*Task requirements*. Reply with the count of lines holding "Transcribe", nothing more.

*Material provided*.
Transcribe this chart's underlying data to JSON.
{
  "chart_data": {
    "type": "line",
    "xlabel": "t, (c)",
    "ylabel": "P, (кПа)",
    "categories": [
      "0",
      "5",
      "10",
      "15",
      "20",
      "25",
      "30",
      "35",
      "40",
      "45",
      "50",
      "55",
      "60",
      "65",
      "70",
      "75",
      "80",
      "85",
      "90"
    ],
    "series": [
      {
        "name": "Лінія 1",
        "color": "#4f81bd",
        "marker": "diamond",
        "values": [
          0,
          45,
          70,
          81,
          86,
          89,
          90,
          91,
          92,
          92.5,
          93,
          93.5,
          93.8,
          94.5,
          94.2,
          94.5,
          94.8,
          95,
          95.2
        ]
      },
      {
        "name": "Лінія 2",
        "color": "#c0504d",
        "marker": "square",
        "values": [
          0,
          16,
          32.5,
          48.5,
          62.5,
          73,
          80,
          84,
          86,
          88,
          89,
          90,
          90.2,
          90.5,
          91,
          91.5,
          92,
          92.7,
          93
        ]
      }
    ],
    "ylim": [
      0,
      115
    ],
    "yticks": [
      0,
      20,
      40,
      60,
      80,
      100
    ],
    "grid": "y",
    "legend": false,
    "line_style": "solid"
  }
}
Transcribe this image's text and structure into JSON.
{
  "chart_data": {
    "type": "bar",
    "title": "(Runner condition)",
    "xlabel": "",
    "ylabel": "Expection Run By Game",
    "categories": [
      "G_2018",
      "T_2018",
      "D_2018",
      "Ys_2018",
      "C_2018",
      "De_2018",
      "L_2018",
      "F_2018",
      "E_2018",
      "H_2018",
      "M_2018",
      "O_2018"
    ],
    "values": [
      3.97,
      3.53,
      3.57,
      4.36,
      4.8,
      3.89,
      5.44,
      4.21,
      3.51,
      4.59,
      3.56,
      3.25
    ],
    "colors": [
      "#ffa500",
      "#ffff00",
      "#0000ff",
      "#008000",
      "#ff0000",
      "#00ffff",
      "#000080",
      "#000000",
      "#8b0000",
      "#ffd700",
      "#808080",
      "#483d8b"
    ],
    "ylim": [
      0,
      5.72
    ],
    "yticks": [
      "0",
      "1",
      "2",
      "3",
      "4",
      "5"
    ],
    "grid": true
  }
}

*Correct output*. 2